__Challenge__.
Return the complete listing that follows, with each line reproduced exactly.

[Collected data]
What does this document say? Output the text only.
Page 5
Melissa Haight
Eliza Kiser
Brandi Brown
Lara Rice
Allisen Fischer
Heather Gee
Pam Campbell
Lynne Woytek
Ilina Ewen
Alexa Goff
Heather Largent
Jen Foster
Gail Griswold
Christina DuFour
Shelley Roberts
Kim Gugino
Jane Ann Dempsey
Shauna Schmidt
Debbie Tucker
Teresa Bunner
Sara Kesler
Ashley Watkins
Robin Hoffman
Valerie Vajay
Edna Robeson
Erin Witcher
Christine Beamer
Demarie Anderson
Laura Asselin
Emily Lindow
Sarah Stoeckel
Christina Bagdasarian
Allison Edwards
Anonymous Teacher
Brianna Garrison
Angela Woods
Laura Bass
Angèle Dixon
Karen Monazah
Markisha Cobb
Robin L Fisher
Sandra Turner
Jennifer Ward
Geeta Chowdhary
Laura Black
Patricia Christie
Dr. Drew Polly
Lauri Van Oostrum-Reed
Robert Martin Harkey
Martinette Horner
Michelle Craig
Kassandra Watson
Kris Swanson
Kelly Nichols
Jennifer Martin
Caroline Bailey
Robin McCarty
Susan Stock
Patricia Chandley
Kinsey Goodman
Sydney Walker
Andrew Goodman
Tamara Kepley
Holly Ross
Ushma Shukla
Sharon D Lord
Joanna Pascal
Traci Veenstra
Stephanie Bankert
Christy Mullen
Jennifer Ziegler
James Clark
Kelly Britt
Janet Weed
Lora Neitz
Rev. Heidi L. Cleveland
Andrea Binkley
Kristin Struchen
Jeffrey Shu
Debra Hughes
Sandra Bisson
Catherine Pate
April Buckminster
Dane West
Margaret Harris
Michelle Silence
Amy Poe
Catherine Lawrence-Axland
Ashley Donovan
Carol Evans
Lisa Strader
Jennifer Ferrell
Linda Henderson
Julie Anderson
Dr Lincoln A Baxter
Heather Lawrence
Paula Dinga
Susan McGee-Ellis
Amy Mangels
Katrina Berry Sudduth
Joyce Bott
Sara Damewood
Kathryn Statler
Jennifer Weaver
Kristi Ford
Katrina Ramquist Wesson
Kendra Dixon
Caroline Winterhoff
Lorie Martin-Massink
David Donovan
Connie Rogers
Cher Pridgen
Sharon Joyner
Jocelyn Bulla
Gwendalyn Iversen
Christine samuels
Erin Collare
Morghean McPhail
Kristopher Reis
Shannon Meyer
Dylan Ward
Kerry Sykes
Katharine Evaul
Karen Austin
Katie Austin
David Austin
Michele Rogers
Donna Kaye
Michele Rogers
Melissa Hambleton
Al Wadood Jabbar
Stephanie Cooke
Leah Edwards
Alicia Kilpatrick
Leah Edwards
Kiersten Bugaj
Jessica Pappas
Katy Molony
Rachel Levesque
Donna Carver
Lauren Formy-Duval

__Written response__.
What does this document say? Output the text only.
Page 5
Melissa Haight
Eliza Kiser
Brandi Brown
Lara Rice
Allisen Fischer
Heather Gee
Pam Campbell
Lynne Woytek
Ilina Ewen
Alexa Goff
Heather Largent
Jen Foster
Gail Griswold
Christina DuFour
Shelley Roberts
Kim Gugino
Jane Ann Dempsey
Shauna Schmidt
Debbie Tucker
Teresa Bunner
Sara Kesler
Ashley Watkins
Robin Hoffman
Valerie Vajay
Edna Robeson
Erin Witcher
Christine Beamer
Demarie Anderson
Laura Asselin
Emily Lindow
Sarah Stoeckel
Christina Bagdasarian
Allison Edwards
Anonymous Teacher
Brianna Garrison
Angela Woods
Laura Bass
Angèle Dixon
Karen Monazah
Markisha Cobb
Robin L Fisher
Sandra Turner
Jennifer Ward
Geeta Chowdhary
Laura Black
Patricia Christie
Dr. Drew Polly
Lauri Van Oostrum-Reed
Robert Martin Harkey
Martinette Horner
Michelle Craig
Kassandra Watson
Kris Swanson
Kelly Nichols
Jennifer Martin
Caroline Bailey
Robin McCarty
Susan Stock
Patricia Chandley
Kinsey Goodman
Sydney Walker
Andrew Goodman
Tamara Kepley
Holly Ross
Ushma Shukla
Sharon D Lord
Joanna Pascal
Traci Veenstra
Stephanie Bankert
Christy Mullen
Jennifer Ziegler
James Clark
Kelly Britt
Janet Weed
Lora Neitz
Rev. Heidi L. Cleveland
Andrea Binkley
Kristin Struchen
Jeffrey Shu
Debra Hughes
Sandra Bisson
Catherine Pate
April Buckminster
Dane West
Margaret Harris
Michelle Silence
Amy Poe
Catherine Lawrence-Axland
Ashley Donovan
Carol Evans
Lisa Strader
Jennifer Ferrell
Linda Henderson
Julie Anderson
Dr Lincoln A Baxter
Heather Lawrence
Paula Dinga
Susan McGee-Ellis
Amy Mangels
Katrina Berry Sudduth
Joyce Bott
Sara Damewood
Kathryn Statler
Jennifer Weaver
Kristi Ford
Katrina Ramquist Wesson
Kendra Dixon
Caroline Winterhoff
Lorie Martin-Massink
David Donovan
Connie Rogers
Cher Pridgen
Sharon Joyner
Jocelyn Bulla
Gwendalyn Iversen
Christine samuels
Erin Collare
Morghean McPhail
Kristopher Reis
Shannon Meyer
Dylan Ward
Kerry Sykes
Katharine Evaul
Karen Austin
Katie Austin
David Austin
Michele Rogers
Donna Kaye
Michele Rogers
Melissa Hambleton
Al Wadood Jabbar
Stephanie Cooke
Leah Edwards
Alicia Kilpatrick
Leah Edwards
Kiersten Bugaj
Jessica Pappas
Katy Molony
Rachel Levesque
Donna Carver
Lauren Formy-Duval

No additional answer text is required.